WRITTEN TASK ::
Copy out each line exactly; pictures stay out of the copy.

Lines of data:
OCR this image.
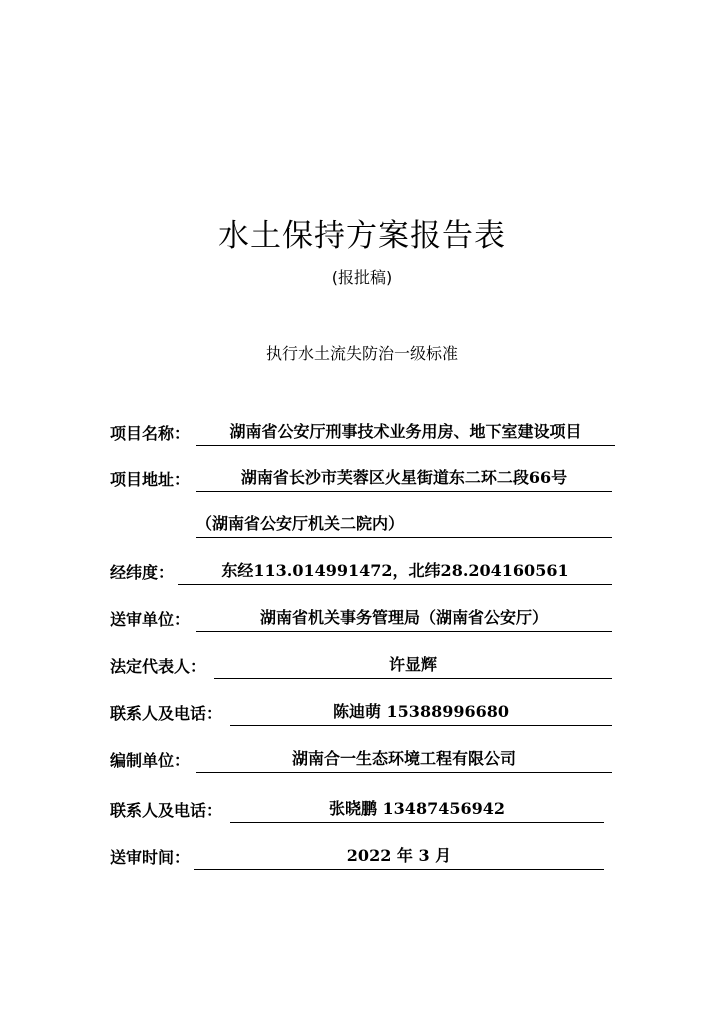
水土保持方案报告表
(报批稿)
执行水土流失防治一级标准
项目名称：	湖南省公安厅刑事技术业务用房、地下室建设项目
项目地址：	湖南省长沙市芙蓉区火星街道东二环二段66号
（湖南省公安厅机关二院内）
经纬度：	东经113.014991472，北纬28.204160561
送审单位：	湖南省机关事务管理局（湖南省公安厅）
法定代表人：	许显辉
联系人及电话：	陈迪萌 15388996680
编制单位：	湖南合一生态环境工程有限公司
联系人及电话：	张晓鹏 13487456942
送审时间：	2022 年 3 月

SOLVED PROBLEM ::
OCR this image.
水土保持方案报告表
(报批稿)
执行水土流失防治一级标准
项目名称：	湖南省公安厅刑事技术业务用房、地下室建设项目
项目地址：	湖南省长沙市芙蓉区火星街道东二环二段66号
（湖南省公安厅机关二院内）
经纬度：	东经113.014991472，北纬28.204160561
送审单位：	湖南省机关事务管理局（湖南省公安厅）
法定代表人：	许显辉
联系人及电话：	陈迪萌 15388996680
编制单位：	湖南合一生态环境工程有限公司
联系人及电话：	张晓鹏 13487456942
送审时间：	2022 年 3 月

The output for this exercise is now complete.